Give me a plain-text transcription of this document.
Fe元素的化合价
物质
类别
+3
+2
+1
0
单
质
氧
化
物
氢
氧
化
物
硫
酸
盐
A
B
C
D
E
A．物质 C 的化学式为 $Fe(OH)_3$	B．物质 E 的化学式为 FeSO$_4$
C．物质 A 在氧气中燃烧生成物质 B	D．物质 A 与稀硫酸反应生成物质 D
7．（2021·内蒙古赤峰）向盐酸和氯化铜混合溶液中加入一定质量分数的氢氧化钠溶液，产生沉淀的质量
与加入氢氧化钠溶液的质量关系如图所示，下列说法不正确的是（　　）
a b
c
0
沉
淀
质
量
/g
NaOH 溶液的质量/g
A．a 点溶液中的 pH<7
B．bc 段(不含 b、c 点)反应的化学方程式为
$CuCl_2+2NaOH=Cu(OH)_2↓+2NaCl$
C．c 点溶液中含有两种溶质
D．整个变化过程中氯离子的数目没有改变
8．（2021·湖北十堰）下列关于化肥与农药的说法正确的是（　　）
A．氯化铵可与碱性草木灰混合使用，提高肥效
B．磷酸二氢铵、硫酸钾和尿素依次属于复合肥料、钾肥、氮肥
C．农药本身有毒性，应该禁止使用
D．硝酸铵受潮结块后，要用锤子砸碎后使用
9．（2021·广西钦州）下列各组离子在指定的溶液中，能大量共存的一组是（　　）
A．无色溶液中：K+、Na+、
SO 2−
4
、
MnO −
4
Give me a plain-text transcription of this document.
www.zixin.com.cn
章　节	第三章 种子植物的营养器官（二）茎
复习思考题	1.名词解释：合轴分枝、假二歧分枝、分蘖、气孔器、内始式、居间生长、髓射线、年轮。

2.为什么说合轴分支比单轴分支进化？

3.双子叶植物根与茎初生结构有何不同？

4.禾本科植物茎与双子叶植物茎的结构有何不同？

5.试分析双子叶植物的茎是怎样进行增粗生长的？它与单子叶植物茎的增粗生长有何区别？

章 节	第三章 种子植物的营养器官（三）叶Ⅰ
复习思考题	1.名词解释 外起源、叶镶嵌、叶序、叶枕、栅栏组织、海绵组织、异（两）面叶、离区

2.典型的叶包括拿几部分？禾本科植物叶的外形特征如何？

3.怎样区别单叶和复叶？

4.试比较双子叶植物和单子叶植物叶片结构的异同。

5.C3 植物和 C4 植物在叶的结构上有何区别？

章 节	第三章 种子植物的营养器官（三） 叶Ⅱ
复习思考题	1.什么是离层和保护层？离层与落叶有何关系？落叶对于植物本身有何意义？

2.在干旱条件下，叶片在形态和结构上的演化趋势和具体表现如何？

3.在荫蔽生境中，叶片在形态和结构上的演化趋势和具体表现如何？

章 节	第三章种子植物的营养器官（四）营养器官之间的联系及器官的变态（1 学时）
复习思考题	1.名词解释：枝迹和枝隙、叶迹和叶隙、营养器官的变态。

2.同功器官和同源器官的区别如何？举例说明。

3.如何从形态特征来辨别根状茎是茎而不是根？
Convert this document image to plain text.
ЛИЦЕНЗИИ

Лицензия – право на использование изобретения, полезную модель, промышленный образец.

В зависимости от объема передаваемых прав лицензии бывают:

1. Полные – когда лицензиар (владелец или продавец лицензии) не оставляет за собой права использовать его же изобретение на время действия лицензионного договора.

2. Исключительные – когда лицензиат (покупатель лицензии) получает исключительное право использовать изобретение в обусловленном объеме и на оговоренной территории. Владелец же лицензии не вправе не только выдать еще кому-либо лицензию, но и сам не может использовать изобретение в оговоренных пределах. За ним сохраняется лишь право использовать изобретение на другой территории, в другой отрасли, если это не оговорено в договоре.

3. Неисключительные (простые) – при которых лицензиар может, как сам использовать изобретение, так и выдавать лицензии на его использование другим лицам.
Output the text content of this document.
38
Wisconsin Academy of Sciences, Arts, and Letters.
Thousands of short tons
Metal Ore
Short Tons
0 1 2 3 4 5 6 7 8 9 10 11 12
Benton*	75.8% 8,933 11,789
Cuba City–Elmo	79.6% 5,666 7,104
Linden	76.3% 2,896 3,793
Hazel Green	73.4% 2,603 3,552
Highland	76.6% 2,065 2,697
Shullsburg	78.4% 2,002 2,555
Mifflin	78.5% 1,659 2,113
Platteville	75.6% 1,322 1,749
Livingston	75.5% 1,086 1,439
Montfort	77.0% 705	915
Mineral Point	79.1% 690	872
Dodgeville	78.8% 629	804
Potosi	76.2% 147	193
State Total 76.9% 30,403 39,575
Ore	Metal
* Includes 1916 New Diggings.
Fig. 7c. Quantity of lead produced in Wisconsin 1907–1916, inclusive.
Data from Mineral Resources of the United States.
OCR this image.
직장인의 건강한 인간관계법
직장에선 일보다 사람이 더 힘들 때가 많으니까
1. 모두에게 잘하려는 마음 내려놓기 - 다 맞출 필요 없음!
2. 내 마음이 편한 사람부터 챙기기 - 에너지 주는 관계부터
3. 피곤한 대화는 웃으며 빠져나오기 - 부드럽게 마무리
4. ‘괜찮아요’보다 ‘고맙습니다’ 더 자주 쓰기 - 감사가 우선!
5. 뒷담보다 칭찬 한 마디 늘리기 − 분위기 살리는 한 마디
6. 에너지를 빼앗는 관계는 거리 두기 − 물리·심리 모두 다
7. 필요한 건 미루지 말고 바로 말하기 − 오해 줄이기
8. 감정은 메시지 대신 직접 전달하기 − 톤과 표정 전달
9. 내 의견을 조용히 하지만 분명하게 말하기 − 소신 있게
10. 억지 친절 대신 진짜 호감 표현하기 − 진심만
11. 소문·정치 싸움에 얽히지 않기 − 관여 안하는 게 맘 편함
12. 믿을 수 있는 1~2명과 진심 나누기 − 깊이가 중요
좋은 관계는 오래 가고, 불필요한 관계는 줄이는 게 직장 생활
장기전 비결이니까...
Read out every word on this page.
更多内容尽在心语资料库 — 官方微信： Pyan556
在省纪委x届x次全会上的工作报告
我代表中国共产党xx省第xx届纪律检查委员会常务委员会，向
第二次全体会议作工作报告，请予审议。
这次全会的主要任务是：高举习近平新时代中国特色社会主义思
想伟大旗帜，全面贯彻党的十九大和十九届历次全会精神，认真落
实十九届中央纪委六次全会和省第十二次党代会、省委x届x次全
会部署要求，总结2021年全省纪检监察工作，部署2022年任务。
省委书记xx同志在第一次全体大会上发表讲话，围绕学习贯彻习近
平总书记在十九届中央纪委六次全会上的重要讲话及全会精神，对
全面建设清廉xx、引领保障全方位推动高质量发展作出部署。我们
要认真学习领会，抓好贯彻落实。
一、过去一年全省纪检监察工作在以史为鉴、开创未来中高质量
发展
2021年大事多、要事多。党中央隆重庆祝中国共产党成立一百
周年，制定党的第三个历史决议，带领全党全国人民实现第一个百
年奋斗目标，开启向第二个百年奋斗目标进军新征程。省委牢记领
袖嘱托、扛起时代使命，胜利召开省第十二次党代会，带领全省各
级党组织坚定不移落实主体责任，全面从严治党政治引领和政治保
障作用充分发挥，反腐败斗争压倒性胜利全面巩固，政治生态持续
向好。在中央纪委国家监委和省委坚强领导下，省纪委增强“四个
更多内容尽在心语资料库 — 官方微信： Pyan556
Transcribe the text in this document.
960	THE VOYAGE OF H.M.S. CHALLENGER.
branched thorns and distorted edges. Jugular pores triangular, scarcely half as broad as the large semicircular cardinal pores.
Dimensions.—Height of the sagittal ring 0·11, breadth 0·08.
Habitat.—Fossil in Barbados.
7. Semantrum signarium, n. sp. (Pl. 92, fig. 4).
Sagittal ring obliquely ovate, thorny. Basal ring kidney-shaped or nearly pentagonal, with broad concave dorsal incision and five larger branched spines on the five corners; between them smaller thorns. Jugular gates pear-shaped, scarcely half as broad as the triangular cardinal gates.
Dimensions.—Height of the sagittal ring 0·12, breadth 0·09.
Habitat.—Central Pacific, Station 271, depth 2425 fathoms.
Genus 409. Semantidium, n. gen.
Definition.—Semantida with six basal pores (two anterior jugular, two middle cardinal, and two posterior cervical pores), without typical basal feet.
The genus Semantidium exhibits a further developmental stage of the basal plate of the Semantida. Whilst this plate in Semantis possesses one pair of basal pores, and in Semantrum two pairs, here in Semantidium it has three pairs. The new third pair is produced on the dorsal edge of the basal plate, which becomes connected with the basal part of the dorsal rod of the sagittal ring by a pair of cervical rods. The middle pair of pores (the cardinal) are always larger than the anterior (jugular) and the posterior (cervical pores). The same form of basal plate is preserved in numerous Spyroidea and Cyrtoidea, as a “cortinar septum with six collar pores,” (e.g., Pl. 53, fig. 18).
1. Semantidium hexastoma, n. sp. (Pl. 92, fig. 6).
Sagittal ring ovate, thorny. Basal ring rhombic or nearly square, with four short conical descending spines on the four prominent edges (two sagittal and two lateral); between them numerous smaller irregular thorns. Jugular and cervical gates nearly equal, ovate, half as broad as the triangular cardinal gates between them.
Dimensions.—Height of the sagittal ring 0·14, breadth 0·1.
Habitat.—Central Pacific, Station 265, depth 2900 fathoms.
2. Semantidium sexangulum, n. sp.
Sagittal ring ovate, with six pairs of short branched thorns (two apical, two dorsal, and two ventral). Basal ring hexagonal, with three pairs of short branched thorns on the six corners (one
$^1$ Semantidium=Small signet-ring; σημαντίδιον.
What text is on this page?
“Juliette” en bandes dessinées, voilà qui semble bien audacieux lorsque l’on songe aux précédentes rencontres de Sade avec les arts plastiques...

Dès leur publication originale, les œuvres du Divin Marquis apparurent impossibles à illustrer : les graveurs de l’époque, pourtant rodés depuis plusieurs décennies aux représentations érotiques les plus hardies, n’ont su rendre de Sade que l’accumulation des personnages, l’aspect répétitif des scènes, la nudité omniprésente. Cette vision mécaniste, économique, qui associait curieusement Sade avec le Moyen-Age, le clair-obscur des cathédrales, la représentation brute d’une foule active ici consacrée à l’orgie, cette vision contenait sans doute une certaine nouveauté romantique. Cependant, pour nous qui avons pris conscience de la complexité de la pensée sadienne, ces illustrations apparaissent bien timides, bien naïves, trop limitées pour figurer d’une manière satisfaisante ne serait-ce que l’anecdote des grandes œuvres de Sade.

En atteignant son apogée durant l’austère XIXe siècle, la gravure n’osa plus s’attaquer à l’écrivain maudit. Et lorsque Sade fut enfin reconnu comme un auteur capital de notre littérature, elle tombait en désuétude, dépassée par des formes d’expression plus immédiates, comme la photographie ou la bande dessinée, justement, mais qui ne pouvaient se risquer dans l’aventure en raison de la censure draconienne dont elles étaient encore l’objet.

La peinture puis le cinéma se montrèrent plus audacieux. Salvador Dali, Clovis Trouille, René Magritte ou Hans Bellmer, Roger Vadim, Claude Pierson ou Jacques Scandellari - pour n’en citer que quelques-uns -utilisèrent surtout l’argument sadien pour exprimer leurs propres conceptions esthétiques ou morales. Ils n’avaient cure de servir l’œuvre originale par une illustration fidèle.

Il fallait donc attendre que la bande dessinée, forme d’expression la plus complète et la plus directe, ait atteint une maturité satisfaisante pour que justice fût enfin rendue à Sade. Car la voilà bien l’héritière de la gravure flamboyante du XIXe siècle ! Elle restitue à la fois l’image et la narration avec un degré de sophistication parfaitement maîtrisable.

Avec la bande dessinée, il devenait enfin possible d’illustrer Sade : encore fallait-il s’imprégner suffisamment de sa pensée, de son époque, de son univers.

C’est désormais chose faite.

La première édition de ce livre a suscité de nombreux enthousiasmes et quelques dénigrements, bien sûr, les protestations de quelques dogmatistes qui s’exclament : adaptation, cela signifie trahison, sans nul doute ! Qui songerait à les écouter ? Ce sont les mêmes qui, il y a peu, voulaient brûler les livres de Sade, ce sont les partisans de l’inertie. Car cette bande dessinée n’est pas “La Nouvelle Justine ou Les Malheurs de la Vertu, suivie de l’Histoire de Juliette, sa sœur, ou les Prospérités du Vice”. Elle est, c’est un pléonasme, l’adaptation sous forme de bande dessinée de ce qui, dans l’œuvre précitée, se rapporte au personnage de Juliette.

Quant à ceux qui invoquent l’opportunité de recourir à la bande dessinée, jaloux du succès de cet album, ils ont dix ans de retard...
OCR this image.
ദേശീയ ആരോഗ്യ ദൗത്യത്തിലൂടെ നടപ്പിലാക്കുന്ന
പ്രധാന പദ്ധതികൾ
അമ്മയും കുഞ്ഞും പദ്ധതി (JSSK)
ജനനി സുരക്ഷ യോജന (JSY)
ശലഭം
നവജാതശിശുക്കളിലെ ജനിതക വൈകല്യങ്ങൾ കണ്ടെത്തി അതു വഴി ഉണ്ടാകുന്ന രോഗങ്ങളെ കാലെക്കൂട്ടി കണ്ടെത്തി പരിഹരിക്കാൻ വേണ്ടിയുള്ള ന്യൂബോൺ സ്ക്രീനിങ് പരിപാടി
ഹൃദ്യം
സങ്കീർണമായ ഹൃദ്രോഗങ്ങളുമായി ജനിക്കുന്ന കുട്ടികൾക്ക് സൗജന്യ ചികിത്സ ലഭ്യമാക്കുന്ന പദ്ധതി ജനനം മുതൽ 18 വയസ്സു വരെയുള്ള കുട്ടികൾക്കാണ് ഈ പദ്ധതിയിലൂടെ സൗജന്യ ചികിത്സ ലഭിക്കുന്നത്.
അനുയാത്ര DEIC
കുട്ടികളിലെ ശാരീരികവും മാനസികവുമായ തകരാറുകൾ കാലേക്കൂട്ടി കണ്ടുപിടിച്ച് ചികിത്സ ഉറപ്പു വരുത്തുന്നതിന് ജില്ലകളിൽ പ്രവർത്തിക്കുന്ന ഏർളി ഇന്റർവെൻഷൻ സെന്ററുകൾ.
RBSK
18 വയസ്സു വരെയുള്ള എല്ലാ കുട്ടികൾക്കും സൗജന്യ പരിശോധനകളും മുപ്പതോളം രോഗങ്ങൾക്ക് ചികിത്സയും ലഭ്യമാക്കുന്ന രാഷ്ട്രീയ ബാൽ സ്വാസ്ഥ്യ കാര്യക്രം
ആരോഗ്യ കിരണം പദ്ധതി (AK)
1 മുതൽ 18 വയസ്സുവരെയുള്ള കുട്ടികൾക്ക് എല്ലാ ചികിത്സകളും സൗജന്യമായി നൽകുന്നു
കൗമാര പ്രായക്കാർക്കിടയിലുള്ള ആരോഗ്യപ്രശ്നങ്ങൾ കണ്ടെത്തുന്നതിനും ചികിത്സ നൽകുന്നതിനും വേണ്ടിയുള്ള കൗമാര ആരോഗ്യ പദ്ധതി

++++

**WHAT YOU NEED TO DO:** List every line above that holds the word "Height".

**FULL ANSWER:**
Dimensions.—Height of the sagittal ring 0·11, breadth 0·08.
Dimensions.—Height of the sagittal ring 0·12, breadth 0·09.
Dimensions.—Height of the sagittal ring 0·14, breadth 0·1.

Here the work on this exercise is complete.